> [Problem requirements] Filter the entries below, keeping only lines with the word "HarmonyDemo".

> [Supplied records]
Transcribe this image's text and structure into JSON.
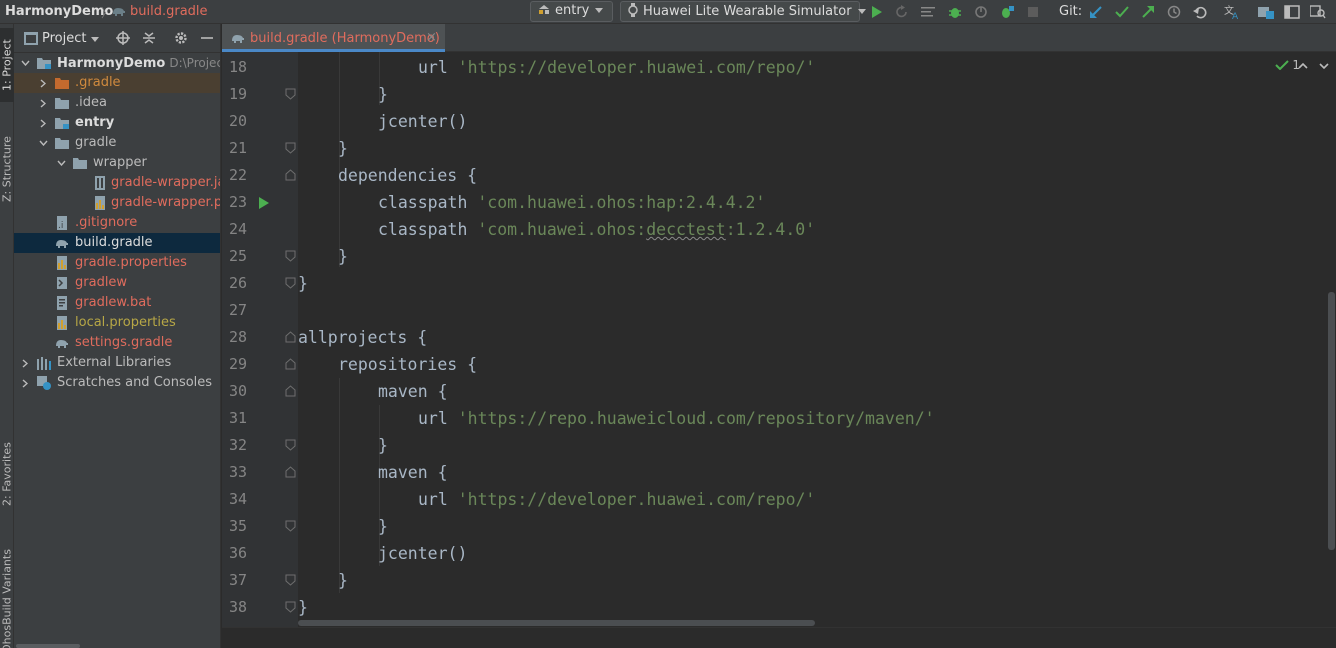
{
  "navbar": {
    "project": "HarmonyDemo",
    "separator": "〉",
    "file": "build.gradle",
    "run_config": "entry",
    "device": "Huawei Lite Wearable Simulator",
    "git_label": "Git:"
  },
  "left_strip": {
    "project_tab": "1: Project",
    "structure_tab": "Z: Structure",
    "favorites_tab": "2: Favorites",
    "ohos_tab": "OhosBuild Variants"
  },
  "project_panel": {
    "title": "Project",
    "root": {
      "name": "HarmonyDemo",
      "path": "D:\\Project_"
    },
    "items": [
      {
        "label": ".gradle",
        "icon": "folder-icon"
      },
      {
        "label": ".idea",
        "icon": "folder-icon"
      },
      {
        "label": "entry",
        "icon": "module-folder-icon"
      },
      {
        "label": "gradle",
        "icon": "folder-icon"
      },
      {
        "label": "wrapper",
        "icon": "folder-icon"
      },
      {
        "label": "gradle-wrapper.jar",
        "icon": "jar-file-icon"
      },
      {
        "label": "gradle-wrapper.properties",
        "icon": "properties-file-icon"
      },
      {
        "label": ".gitignore",
        "icon": "ignore-file-icon"
      },
      {
        "label": "build.gradle",
        "icon": "gradle-file-icon"
      },
      {
        "label": "gradle.properties",
        "icon": "properties-file-icon"
      },
      {
        "label": "gradlew",
        "icon": "script-file-icon"
      },
      {
        "label": "gradlew.bat",
        "icon": "bat-file-icon"
      },
      {
        "label": "local.properties",
        "icon": "properties-file-icon"
      },
      {
        "label": "settings.gradle",
        "icon": "gradle-file-icon"
      },
      {
        "label": "External Libraries",
        "icon": "libraries-icon"
      },
      {
        "label": "Scratches and Consoles",
        "icon": "scratches-icon"
      }
    ]
  },
  "editor": {
    "tab_label": "build.gradle (HarmonyDemo)",
    "tab_close": "×",
    "inspection_count": "1",
    "line_numbers": [
      "18",
      "19",
      "20",
      "21",
      "22",
      "23",
      "24",
      "25",
      "26",
      "27",
      "28",
      "29",
      "30",
      "31",
      "32",
      "33",
      "34",
      "35",
      "36",
      "37",
      "38"
    ],
    "code": {
      "l18_kw": "url ",
      "l18_str": "'https://developer.huawei.com/repo/'",
      "l19": "}",
      "l20": "jcenter()",
      "l21": "}",
      "l22": "dependencies {",
      "l23_kw": "classpath ",
      "l23_str": "'com.huawei.ohos:hap:2.4.4.2'",
      "l24_kw": "classpath ",
      "l24_str_a": "'com.huawei.ohos:",
      "l24_str_b": "decctest",
      "l24_str_c": ":1.2.4.0'",
      "l25": "}",
      "l26": "}",
      "l27": "",
      "l28": "allprojects {",
      "l29": "repositories {",
      "l30": "maven {",
      "l31_kw": "url ",
      "l31_str": "'https://repo.huaweicloud.com/repository/maven/'",
      "l32": "}",
      "l33": "maven {",
      "l34_kw": "url ",
      "l34_str": "'https://developer.huawei.com/repo/'",
      "l35": "}",
      "l36": "jcenter()",
      "l37": "}",
      "l38": "}"
    }
  },
  "colors": {
    "string": "#6a8759",
    "code": "#a9b7c6",
    "modified_file": "#e06c5d",
    "run_green": "#4caf50",
    "git_blue": "#3592c4"
  }
}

> [Full solution]
    "project": "HarmonyDemo",
      "name": "HarmonyDemo",
    "tab_label": "build.gradle (HarmonyDemo)",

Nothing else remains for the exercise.